* WRITTEN REQUEST
In the material below, list every line carrying the string "Wundbehandlung".

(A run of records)
□ □ □
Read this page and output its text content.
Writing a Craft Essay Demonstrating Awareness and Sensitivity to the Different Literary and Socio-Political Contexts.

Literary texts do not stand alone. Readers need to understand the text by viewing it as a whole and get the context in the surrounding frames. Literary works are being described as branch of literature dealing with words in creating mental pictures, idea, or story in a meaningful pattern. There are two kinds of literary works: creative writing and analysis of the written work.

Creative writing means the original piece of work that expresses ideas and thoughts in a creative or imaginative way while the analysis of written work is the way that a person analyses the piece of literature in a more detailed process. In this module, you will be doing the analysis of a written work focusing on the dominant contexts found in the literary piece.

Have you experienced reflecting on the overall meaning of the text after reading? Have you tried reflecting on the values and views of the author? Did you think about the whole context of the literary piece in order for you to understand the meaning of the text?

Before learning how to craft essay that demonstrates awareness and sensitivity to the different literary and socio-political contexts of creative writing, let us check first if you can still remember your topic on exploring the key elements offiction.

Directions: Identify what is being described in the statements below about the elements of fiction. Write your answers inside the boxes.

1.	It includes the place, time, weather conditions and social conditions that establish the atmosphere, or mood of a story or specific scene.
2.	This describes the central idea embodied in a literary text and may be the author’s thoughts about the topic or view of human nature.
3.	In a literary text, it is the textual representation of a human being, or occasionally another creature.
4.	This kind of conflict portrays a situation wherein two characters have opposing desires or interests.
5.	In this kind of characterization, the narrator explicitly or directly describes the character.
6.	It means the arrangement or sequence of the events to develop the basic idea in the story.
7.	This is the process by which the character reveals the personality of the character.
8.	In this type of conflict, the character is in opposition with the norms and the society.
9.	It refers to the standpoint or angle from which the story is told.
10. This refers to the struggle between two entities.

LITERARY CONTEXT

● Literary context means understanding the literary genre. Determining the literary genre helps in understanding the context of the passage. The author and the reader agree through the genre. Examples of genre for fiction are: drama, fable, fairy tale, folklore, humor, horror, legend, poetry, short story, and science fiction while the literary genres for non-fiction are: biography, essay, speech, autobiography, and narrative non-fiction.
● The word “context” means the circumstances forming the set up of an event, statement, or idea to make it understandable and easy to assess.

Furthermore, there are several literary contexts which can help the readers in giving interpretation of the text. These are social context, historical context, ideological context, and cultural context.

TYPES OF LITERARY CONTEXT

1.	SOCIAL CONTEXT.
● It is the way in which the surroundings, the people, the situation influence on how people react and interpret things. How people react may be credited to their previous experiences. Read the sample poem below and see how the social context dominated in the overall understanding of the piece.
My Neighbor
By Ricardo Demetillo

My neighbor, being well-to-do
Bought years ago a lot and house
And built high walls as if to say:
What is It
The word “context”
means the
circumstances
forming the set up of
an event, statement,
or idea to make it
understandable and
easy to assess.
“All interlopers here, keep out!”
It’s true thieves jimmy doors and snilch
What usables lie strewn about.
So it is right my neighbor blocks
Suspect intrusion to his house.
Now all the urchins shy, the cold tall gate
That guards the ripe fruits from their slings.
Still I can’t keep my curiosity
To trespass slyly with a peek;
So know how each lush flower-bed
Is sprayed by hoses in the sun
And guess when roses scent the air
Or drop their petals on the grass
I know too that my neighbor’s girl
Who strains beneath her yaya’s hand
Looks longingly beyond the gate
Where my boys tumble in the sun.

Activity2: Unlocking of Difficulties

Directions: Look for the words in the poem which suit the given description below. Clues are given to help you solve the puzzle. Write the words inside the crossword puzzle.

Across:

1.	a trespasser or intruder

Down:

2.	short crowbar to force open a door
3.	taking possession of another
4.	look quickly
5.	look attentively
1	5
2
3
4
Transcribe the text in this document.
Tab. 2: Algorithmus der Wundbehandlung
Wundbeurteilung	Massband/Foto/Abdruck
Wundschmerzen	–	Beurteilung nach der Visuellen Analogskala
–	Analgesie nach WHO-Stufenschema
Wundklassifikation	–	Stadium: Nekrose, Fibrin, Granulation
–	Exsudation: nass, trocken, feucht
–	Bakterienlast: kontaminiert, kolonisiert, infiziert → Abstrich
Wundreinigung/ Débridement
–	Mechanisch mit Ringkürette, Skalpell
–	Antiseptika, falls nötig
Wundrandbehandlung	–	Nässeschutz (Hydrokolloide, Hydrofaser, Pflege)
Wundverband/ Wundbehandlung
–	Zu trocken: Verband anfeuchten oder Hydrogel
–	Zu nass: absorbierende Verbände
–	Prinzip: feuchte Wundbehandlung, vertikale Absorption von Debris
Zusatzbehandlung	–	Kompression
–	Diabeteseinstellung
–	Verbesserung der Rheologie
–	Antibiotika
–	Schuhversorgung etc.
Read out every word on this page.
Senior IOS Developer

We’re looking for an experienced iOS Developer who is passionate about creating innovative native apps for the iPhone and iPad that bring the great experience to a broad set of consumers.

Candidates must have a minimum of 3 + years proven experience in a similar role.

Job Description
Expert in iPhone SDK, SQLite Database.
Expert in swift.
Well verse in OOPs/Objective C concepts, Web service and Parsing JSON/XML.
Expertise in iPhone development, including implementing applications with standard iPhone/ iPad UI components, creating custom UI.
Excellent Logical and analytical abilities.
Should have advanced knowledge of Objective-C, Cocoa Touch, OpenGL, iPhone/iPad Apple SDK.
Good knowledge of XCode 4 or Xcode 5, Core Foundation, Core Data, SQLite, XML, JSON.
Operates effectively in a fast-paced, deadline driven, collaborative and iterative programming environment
□ □ □
* ANSWER
Tab. 2: Algorithmus der Wundbehandlung
Wundverband/ Wundbehandlung
–	Prinzip: feuchte Wundbehandlung, vertikale Absorption von Debris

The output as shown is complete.